*Exercise prompt:*
Copy out each line below exactly as it appears.

==== Available records

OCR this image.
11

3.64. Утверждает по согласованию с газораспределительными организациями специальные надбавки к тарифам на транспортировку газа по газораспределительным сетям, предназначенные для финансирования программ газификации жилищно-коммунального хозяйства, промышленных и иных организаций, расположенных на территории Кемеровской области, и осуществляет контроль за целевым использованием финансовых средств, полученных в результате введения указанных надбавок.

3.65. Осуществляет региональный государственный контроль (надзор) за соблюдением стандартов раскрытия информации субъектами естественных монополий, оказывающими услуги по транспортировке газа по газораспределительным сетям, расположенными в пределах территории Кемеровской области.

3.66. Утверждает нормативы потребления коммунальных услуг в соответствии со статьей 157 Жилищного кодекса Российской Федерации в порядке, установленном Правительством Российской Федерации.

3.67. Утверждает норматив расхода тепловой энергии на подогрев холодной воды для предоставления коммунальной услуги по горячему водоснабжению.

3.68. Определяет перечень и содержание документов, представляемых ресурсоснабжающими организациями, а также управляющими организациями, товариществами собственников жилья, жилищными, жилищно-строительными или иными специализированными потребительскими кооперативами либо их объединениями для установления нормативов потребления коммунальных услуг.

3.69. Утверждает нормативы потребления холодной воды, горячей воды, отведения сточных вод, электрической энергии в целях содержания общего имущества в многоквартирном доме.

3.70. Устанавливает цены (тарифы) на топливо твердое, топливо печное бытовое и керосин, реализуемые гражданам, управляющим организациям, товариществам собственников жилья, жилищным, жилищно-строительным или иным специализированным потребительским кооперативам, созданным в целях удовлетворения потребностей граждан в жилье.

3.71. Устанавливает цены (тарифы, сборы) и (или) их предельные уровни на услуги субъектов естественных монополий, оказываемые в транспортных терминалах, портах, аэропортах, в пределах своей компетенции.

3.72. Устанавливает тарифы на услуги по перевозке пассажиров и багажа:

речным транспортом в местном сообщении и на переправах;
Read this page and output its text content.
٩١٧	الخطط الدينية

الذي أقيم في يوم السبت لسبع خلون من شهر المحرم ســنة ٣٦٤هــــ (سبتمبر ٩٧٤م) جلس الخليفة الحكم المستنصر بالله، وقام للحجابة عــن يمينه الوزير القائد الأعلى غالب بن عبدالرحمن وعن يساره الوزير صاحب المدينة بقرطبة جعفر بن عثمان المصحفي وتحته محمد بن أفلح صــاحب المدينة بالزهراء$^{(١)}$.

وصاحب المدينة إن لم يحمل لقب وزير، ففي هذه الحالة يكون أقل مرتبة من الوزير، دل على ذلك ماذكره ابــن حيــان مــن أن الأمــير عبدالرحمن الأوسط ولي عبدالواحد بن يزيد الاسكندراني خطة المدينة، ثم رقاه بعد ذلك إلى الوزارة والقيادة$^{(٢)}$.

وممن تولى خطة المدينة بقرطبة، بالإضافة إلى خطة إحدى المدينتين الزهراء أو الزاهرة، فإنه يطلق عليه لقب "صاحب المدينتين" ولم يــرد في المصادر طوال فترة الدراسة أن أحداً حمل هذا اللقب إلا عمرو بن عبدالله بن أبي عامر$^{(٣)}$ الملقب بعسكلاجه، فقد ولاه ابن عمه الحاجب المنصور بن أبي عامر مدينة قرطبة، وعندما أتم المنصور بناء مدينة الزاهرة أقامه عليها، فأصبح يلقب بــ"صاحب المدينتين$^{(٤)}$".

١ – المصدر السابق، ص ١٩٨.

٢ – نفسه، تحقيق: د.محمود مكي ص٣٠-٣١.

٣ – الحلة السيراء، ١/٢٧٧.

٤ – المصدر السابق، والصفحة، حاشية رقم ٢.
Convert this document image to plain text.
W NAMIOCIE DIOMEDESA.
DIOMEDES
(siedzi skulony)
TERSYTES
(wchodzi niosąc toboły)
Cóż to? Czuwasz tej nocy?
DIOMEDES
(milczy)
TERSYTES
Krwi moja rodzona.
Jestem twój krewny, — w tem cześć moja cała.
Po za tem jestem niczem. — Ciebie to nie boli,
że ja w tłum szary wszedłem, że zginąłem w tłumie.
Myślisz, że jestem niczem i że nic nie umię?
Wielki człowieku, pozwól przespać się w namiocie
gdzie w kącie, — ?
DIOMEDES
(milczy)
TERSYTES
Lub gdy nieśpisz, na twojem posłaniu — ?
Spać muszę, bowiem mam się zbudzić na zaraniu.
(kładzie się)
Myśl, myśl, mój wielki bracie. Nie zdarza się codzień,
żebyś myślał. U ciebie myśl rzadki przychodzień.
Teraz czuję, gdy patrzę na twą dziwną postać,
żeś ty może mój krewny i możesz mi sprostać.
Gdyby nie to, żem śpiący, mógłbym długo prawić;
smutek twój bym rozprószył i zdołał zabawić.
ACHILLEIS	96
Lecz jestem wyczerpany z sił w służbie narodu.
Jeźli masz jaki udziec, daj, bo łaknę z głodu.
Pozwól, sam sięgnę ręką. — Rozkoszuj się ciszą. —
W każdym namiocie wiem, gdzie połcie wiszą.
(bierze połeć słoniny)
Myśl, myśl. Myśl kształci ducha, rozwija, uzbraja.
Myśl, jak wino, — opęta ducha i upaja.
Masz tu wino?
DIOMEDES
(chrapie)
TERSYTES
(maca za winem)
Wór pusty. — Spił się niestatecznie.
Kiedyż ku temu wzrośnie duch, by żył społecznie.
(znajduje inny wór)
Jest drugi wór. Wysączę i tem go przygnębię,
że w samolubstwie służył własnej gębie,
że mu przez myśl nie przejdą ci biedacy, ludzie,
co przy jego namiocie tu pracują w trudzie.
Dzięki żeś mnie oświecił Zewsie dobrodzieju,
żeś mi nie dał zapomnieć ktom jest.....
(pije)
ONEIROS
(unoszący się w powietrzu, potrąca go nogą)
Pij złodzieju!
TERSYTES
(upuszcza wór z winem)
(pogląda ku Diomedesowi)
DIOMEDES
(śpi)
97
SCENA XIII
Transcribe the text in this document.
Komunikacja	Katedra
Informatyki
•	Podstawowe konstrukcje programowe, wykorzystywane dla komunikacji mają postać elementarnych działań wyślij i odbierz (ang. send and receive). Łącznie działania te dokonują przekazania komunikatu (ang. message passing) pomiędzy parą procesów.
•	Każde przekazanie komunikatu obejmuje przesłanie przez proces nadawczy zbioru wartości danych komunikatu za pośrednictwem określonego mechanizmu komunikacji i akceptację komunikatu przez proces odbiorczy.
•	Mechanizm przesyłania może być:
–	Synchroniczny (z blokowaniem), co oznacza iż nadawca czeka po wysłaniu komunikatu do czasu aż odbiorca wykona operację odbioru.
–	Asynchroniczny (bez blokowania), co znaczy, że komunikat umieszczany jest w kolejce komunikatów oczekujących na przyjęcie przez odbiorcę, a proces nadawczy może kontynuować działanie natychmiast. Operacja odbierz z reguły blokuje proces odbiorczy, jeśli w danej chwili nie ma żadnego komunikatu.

========

*Correct result:*
OCR this image.
11

3.64. Утверждает по согласованию с газораспределительными организациями специальные надбавки к тарифам на транспортировку газа по газораспределительным сетям, предназначенные для финансирования программ газификации жилищно-коммунального хозяйства, промышленных и иных организаций, расположенных на территории Кемеровской области, и осуществляет контроль за целевым использованием финансовых средств, полученных в результате введения указанных надбавок.

3.65. Осуществляет региональный государственный контроль (надзор) за соблюдением стандартов раскрытия информации субъектами естественных монополий, оказывающими услуги по транспортировке газа по газораспределительным сетям, расположенными в пределах территории Кемеровской области.

3.66. Утверждает нормативы потребления коммунальных услуг в соответствии со статьей 157 Жилищного кодекса Российской Федерации в порядке, установленном Правительством Российской Федерации.

3.67. Утверждает норматив расхода тепловой энергии на подогрев холодной воды для предоставления коммунальной услуги по горячему водоснабжению.

3.68. Определяет перечень и содержание документов, представляемых ресурсоснабжающими организациями, а также управляющими организациями, товариществами собственников жилья, жилищными, жилищно-строительными или иными специализированными потребительскими кооперативами либо их объединениями для установления нормативов потребления коммунальных услуг.

3.69. Утверждает нормативы потребления холодной воды, горячей воды, отведения сточных вод, электрической энергии в целях содержания общего имущества в многоквартирном доме.

3.70. Устанавливает цены (тарифы) на топливо твердое, топливо печное бытовое и керосин, реализуемые гражданам, управляющим организациям, товариществам собственников жилья, жилищным, жилищно-строительным или иным специализированным потребительским кооперативам, созданным в целях удовлетворения потребностей граждан в жилье.

3.71. Устанавливает цены (тарифы, сборы) и (или) их предельные уровни на услуги субъектов естественных монополий, оказываемые в транспортных терминалах, портах, аэропортах, в пределах своей компетенции.

3.72. Устанавливает тарифы на услуги по перевозке пассажиров и багажа:

речным транспортом в местном сообщении и на переправах;
Read this page and output its text content.
٩١٧	الخطط الدينية

الذي أقيم في يوم السبت لسبع خلون من شهر المحرم ســنة ٣٦٤هــــ (سبتمبر ٩٧٤م) جلس الخليفة الحكم المستنصر بالله، وقام للحجابة عــن يمينه الوزير القائد الأعلى غالب بن عبدالرحمن وعن يساره الوزير صاحب المدينة بقرطبة جعفر بن عثمان المصحفي وتحته محمد بن أفلح صــاحب المدينة بالزهراء$^{(١)}$.

وصاحب المدينة إن لم يحمل لقب وزير، ففي هذه الحالة يكون أقل مرتبة من الوزير، دل على ذلك ماذكره ابــن حيــان مــن أن الأمــير عبدالرحمن الأوسط ولي عبدالواحد بن يزيد الاسكندراني خطة المدينة، ثم رقاه بعد ذلك إلى الوزارة والقيادة$^{(٢)}$.

وممن تولى خطة المدينة بقرطبة، بالإضافة إلى خطة إحدى المدينتين الزهراء أو الزاهرة، فإنه يطلق عليه لقب "صاحب المدينتين" ولم يــرد في المصادر طوال فترة الدراسة أن أحداً حمل هذا اللقب إلا عمرو بن عبدالله بن أبي عامر$^{(٣)}$ الملقب بعسكلاجه، فقد ولاه ابن عمه الحاجب المنصور بن أبي عامر مدينة قرطبة، وعندما أتم المنصور بناء مدينة الزاهرة أقامه عليها، فأصبح يلقب بــ"صاحب المدينتين$^{(٤)}$".

١ – المصدر السابق، ص ١٩٨.

٢ – نفسه، تحقيق: د.محمود مكي ص٣٠-٣١.

٣ – الحلة السيراء، ١/٢٧٧.

٤ – المصدر السابق، والصفحة، حاشية رقم ٢.
Convert this document image to plain text.
W NAMIOCIE DIOMEDESA.
DIOMEDES
(siedzi skulony)
TERSYTES
(wchodzi niosąc toboły)
Cóż to? Czuwasz tej nocy?
DIOMEDES
(milczy)
TERSYTES
Krwi moja rodzona.
Jestem twój krewny, — w tem cześć moja cała.
Po za tem jestem niczem. — Ciebie to nie boli,
że ja w tłum szary wszedłem, że zginąłem w tłumie.
Myślisz, że jestem niczem i że nic nie umię?
Wielki człowieku, pozwól przespać się w namiocie
gdzie w kącie, — ?
DIOMEDES
(milczy)
TERSYTES
Lub gdy nieśpisz, na twojem posłaniu — ?
Spać muszę, bowiem mam się zbudzić na zaraniu.
(kładzie się)
Myśl, myśl, mój wielki bracie. Nie zdarza się codzień,
żebyś myślał. U ciebie myśl rzadki przychodzień.
Teraz czuję, gdy patrzę na twą dziwną postać,
żeś ty może mój krewny i możesz mi sprostać.
Gdyby nie to, żem śpiący, mógłbym długo prawić;
smutek twój bym rozprószył i zdołał zabawić.
ACHILLEIS	96
Lecz jestem wyczerpany z sił w służbie narodu.
Jeźli masz jaki udziec, daj, bo łaknę z głodu.
Pozwól, sam sięgnę ręką. — Rozkoszuj się ciszą. —
W każdym namiocie wiem, gdzie połcie wiszą.
(bierze połeć słoniny)
Myśl, myśl. Myśl kształci ducha, rozwija, uzbraja.
Myśl, jak wino, — opęta ducha i upaja.
Masz tu wino?
DIOMEDES
(chrapie)
TERSYTES
(maca za winem)
Wór pusty. — Spił się niestatecznie.
Kiedyż ku temu wzrośnie duch, by żył społecznie.
(znajduje inny wór)
Jest drugi wór. Wysączę i tem go przygnębię,
że w samolubstwie służył własnej gębie,
że mu przez myśl nie przejdą ci biedacy, ludzie,
co przy jego namiocie tu pracują w trudzie.
Dzięki żeś mnie oświecił Zewsie dobrodzieju,
żeś mi nie dał zapomnieć ktom jest.....
(pije)
ONEIROS
(unoszący się w powietrzu, potrąca go nogą)
Pij złodzieju!
TERSYTES
(upuszcza wór z winem)
(pogląda ku Diomedesowi)
DIOMEDES
(śpi)
97
SCENA XIII
Transcribe the text in this document.
Komunikacja	Katedra
Informatyki
•	Podstawowe konstrukcje programowe, wykorzystywane dla komunikacji mają postać elementarnych działań wyślij i odbierz (ang. send and receive). Łącznie działania te dokonują przekazania komunikatu (ang. message passing) pomiędzy parą procesów.
•	Każde przekazanie komunikatu obejmuje przesłanie przez proces nadawczy zbioru wartości danych komunikatu za pośrednictwem określonego mechanizmu komunikacji i akceptację komunikatu przez proces odbiorczy.
•	Mechanizm przesyłania może być:
–	Synchroniczny (z blokowaniem), co oznacza iż nadawca czeka po wysłaniu komunikatu do czasu aż odbiorca wykona operację odbioru.
–	Asynchroniczny (bez blokowania), co znaczy, że komunikat umieszczany jest w kolejce komunikatów oczekujących na przyjęcie przez odbiorcę, a proces nadawczy może kontynuować działanie natychmiast. Operacja odbierz z reguły blokuje proces odbiorczy, jeśli w danej chwili nie ma żadnego komunikatu.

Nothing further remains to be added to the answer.